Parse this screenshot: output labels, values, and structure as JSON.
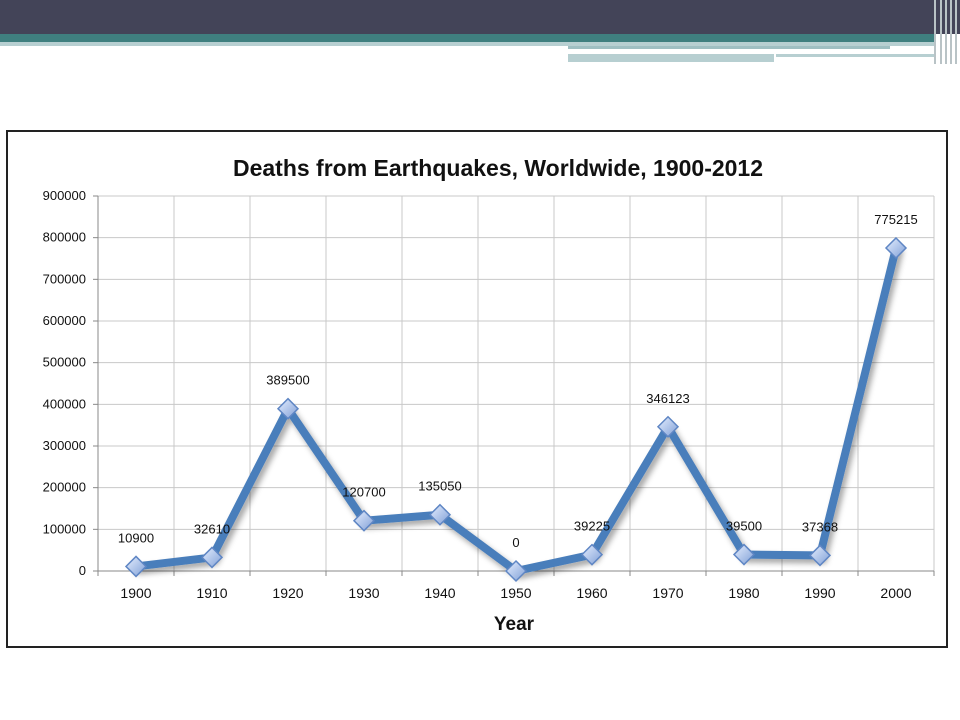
{
  "chart_data": {
    "type": "line",
    "title": "Deaths from Earthquakes, Worldwide, 1900-2012",
    "xlabel": "Year",
    "ylabel": "",
    "x": [
      "1900",
      "1910",
      "1920",
      "1930",
      "1940",
      "1950",
      "1960",
      "1970",
      "1980",
      "1990",
      "2000"
    ],
    "values": [
      10900,
      32610,
      389500,
      120700,
      135050,
      0,
      39225,
      346123,
      39500,
      37368,
      775215
    ],
    "data_labels": [
      "10900",
      "32610",
      "389500",
      "120700",
      "135050",
      "0",
      "39225",
      "346123",
      "39500",
      "37368",
      "775215"
    ],
    "ylim": [
      0,
      900000
    ],
    "yticks": [
      "0",
      "100000",
      "200000",
      "300000",
      "400000",
      "500000",
      "600000",
      "700000",
      "800000",
      "900000"
    ],
    "grid": true,
    "line_color": "#4a7ebb",
    "marker": "diamond"
  }
}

______

# [Exercise objective]
Make an exact copy of the data above, pictures excluded.

# [Solution for this task]
Parse this screenshot: output labels, values, and structure as JSON.
{
  "chart_data": {
    "type": "line",
    "title": "Deaths from Earthquakes, Worldwide, 1900-2012",
    "xlabel": "Year",
    "ylabel": "",
    "x": [
      "1900",
      "1910",
      "1920",
      "1930",
      "1940",
      "1950",
      "1960",
      "1970",
      "1980",
      "1990",
      "2000"
    ],
    "values": [
      10900,
      32610,
      389500,
      120700,
      135050,
      0,
      39225,
      346123,
      39500,
      37368,
      775215
    ],
    "data_labels": [
      "10900",
      "32610",
      "389500",
      "120700",
      "135050",
      "0",
      "39225",
      "346123",
      "39500",
      "37368",
      "775215"
    ],
    "ylim": [
      0,
      900000
    ],
    "yticks": [
      "0",
      "100000",
      "200000",
      "300000",
      "400000",
      "500000",
      "600000",
      "700000",
      "800000",
      "900000"
    ],
    "grid": true,
    "line_color": "#4a7ebb",
    "marker": "diamond"
  }
}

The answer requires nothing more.